→ Data provided:
* * * * * * *
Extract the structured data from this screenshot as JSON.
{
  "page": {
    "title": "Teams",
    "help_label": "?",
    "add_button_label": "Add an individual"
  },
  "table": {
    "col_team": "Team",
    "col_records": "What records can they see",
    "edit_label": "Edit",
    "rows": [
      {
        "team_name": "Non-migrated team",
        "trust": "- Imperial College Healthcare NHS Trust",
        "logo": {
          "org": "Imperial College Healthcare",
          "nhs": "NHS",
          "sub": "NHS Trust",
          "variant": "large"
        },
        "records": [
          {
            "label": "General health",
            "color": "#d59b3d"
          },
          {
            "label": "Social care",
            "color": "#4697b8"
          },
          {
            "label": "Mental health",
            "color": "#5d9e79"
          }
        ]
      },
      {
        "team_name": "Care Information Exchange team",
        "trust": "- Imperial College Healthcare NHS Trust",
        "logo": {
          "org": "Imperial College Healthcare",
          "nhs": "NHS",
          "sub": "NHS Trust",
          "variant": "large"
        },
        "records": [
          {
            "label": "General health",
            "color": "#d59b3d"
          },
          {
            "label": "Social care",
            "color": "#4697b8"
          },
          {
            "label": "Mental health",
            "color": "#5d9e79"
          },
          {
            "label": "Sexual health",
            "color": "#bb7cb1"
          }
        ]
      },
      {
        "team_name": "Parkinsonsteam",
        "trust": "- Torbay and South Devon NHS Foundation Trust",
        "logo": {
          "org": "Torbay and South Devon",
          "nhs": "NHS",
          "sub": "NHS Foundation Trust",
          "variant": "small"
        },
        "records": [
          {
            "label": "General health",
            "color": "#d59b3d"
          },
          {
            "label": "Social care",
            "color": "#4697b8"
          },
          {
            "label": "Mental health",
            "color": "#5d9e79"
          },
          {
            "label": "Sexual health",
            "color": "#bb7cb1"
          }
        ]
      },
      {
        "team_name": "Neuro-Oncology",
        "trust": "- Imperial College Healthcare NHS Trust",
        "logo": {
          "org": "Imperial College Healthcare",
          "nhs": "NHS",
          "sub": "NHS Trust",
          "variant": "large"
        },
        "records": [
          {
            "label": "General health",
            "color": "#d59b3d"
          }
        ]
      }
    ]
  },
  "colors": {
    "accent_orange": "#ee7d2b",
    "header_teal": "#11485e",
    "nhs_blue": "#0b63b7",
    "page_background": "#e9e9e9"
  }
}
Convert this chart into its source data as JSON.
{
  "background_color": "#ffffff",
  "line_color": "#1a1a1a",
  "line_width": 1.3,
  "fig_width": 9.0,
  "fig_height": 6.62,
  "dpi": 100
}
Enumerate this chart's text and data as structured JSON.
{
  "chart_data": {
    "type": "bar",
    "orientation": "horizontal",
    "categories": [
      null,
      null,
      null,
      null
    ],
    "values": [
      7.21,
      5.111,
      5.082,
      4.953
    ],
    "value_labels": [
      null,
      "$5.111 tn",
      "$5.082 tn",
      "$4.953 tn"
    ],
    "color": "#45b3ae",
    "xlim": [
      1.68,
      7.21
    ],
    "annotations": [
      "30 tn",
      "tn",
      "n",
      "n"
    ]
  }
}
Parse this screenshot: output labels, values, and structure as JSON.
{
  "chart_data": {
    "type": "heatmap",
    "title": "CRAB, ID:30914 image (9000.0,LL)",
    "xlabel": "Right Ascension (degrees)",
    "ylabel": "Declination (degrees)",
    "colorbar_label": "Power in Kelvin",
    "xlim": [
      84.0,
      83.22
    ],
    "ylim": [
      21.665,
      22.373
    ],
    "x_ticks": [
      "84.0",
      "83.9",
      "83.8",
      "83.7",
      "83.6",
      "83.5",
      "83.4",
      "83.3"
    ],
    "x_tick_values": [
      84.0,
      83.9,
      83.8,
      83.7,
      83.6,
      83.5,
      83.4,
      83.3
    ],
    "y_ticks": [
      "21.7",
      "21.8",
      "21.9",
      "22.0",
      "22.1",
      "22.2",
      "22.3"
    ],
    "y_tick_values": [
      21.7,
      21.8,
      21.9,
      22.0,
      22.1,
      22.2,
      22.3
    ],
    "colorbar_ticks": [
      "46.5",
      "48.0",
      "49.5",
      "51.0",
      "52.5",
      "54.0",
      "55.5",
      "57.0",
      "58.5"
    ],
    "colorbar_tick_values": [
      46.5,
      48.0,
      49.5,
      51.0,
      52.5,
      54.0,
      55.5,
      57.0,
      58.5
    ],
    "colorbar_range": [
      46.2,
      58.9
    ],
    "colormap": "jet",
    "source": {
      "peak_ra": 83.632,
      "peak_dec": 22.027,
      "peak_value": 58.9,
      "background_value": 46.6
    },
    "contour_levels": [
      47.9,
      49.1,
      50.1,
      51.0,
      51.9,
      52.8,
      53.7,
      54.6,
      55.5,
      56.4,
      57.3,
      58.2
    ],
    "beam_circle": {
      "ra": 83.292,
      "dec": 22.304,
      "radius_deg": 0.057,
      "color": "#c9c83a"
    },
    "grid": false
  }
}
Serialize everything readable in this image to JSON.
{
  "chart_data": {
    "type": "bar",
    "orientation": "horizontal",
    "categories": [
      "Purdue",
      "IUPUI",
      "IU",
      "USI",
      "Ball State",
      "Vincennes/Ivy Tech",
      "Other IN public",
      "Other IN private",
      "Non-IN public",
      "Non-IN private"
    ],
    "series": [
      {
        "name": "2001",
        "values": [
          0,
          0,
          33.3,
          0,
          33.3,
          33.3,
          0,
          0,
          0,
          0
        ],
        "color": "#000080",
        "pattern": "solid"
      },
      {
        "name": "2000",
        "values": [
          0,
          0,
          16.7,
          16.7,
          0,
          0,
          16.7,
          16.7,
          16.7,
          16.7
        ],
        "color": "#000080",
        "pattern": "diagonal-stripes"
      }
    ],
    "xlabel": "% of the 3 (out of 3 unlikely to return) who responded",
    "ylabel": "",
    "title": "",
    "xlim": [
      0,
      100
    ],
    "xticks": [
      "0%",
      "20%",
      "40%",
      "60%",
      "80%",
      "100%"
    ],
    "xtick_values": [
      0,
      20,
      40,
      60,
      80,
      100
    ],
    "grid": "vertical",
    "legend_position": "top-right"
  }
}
* * * * * * *
→ What needs to be done:
Copy out every line of the data above, exactly as given.

→ Worked solution:
Extract the structured data from this screenshot as JSON.
{
  "page": {
    "title": "Teams",
    "help_label": "?",
    "add_button_label": "Add an individual"
  },
  "table": {
    "col_team": "Team",
    "col_records": "What records can they see",
    "edit_label": "Edit",
    "rows": [
      {
        "team_name": "Non-migrated team",
        "trust": "- Imperial College Healthcare NHS Trust",
        "logo": {
          "org": "Imperial College Healthcare",
          "nhs": "NHS",
          "sub": "NHS Trust",
          "variant": "large"
        },
        "records": [
          {
            "label": "General health",
            "color": "#d59b3d"
          },
          {
            "label": "Social care",
            "color": "#4697b8"
          },
          {
            "label": "Mental health",
            "color": "#5d9e79"
          }
        ]
      },
      {
        "team_name": "Care Information Exchange team",
        "trust": "- Imperial College Healthcare NHS Trust",
        "logo": {
          "org": "Imperial College Healthcare",
          "nhs": "NHS",
          "sub": "NHS Trust",
          "variant": "large"
        },
        "records": [
          {
            "label": "General health",
            "color": "#d59b3d"
          },
          {
            "label": "Social care",
            "color": "#4697b8"
          },
          {
            "label": "Mental health",
            "color": "#5d9e79"
          },
          {
            "label": "Sexual health",
            "color": "#bb7cb1"
          }
        ]
      },
      {
        "team_name": "Parkinsonsteam",
        "trust": "- Torbay and South Devon NHS Foundation Trust",
        "logo": {
          "org": "Torbay and South Devon",
          "nhs": "NHS",
          "sub": "NHS Foundation Trust",
          "variant": "small"
        },
        "records": [
          {
            "label": "General health",
            "color": "#d59b3d"
          },
          {
            "label": "Social care",
            "color": "#4697b8"
          },
          {
            "label": "Mental health",
            "color": "#5d9e79"
          },
          {
            "label": "Sexual health",
            "color": "#bb7cb1"
          }
        ]
      },
      {
        "team_name": "Neuro-Oncology",
        "trust": "- Imperial College Healthcare NHS Trust",
        "logo": {
          "org": "Imperial College Healthcare",
          "nhs": "NHS",
          "sub": "NHS Trust",
          "variant": "large"
        },
        "records": [
          {
            "label": "General health",
            "color": "#d59b3d"
          }
        ]
      }
    ]
  },
  "colors": {
    "accent_orange": "#ee7d2b",
    "header_teal": "#11485e",
    "nhs_blue": "#0b63b7",
    "page_background": "#e9e9e9"
  }
}
Convert this chart into its source data as JSON.
{
  "background_color": "#ffffff",
  "line_color": "#1a1a1a",
  "line_width": 1.3,
  "fig_width": 9.0,
  "fig_height": 6.62,
  "dpi": 100
}
Enumerate this chart's text and data as structured JSON.
{
  "chart_data": {
    "type": "bar",
    "orientation": "horizontal",
    "categories": [
      null,
      null,
      null,
      null
    ],
    "values": [
      7.21,
      5.111,
      5.082,
      4.953
    ],
    "value_labels": [
      null,
      "$5.111 tn",
      "$5.082 tn",
      "$4.953 tn"
    ],
    "color": "#45b3ae",
    "xlim": [
      1.68,
      7.21
    ],
    "annotations": [
      "30 tn",
      "tn",
      "n",
      "n"
    ]
  }
}
Parse this screenshot: output labels, values, and structure as JSON.
{
  "chart_data": {
    "type": "heatmap",
    "title": "CRAB, ID:30914 image (9000.0,LL)",
    "xlabel": "Right Ascension (degrees)",
    "ylabel": "Declination (degrees)",
    "colorbar_label": "Power in Kelvin",
    "xlim": [
      84.0,
      83.22
    ],
    "ylim": [
      21.665,
      22.373
    ],
    "x_ticks": [
      "84.0",
      "83.9",
      "83.8",
      "83.7",
      "83.6",
      "83.5",
      "83.4",
      "83.3"
    ],
    "x_tick_values": [
      84.0,
      83.9,
      83.8,
      83.7,
      83.6,
      83.5,
      83.4,
      83.3
    ],
    "y_ticks": [
      "21.7",
      "21.8",
      "21.9",
      "22.0",
      "22.1",
      "22.2",
      "22.3"
    ],
    "y_tick_values": [
      21.7,
      21.8,
      21.9,
      22.0,
      22.1,
      22.2,
      22.3
    ],
    "colorbar_ticks": [
      "46.5",
      "48.0",
      "49.5",
      "51.0",
      "52.5",
      "54.0",
      "55.5",
      "57.0",
      "58.5"
    ],
    "colorbar_tick_values": [
      46.5,
      48.0,
      49.5,
      51.0,
      52.5,
      54.0,
      55.5,
      57.0,
      58.5
    ],
    "colorbar_range": [
      46.2,
      58.9
    ],
    "colormap": "jet",
    "source": {
      "peak_ra": 83.632,
      "peak_dec": 22.027,
      "peak_value": 58.9,
      "background_value": 46.6
    },
    "contour_levels": [
      47.9,
      49.1,
      50.1,
      51.0,
      51.9,
      52.8,
      53.7,
      54.6,
      55.5,
      56.4,
      57.3,
      58.2
    ],
    "beam_circle": {
      "ra": 83.292,
      "dec": 22.304,
      "radius_deg": 0.057,
      "color": "#c9c83a"
    },
    "grid": false
  }
}
Serialize everything readable in this image to JSON.
{
  "chart_data": {
    "type": "bar",
    "orientation": "horizontal",
    "categories": [
      "Purdue",
      "IUPUI",
      "IU",
      "USI",
      "Ball State",
      "Vincennes/Ivy Tech",
      "Other IN public",
      "Other IN private",
      "Non-IN public",
      "Non-IN private"
    ],
    "series": [
      {
        "name": "2001",
        "values": [
          0,
          0,
          33.3,
          0,
          33.3,
          33.3,
          0,
          0,
          0,
          0
        ],
        "color": "#000080",
        "pattern": "solid"
      },
      {
        "name": "2000",
        "values": [
          0,
          0,
          16.7,
          16.7,
          0,
          0,
          16.7,
          16.7,
          16.7,
          16.7
        ],
        "color": "#000080",
        "pattern": "diagonal-stripes"
      }
    ],
    "xlabel": "% of the 3 (out of 3 unlikely to return) who responded",
    "ylabel": "",
    "title": "",
    "xlim": [
      0,
      100
    ],
    "xticks": [
      "0%",
      "20%",
      "40%",
      "60%",
      "80%",
      "100%"
    ],
    "xtick_values": [
      0,
      20,
      40,
      60,
      80,
      100
    ],
    "grid": "vertical",
    "legend_position": "top-right"
  }
}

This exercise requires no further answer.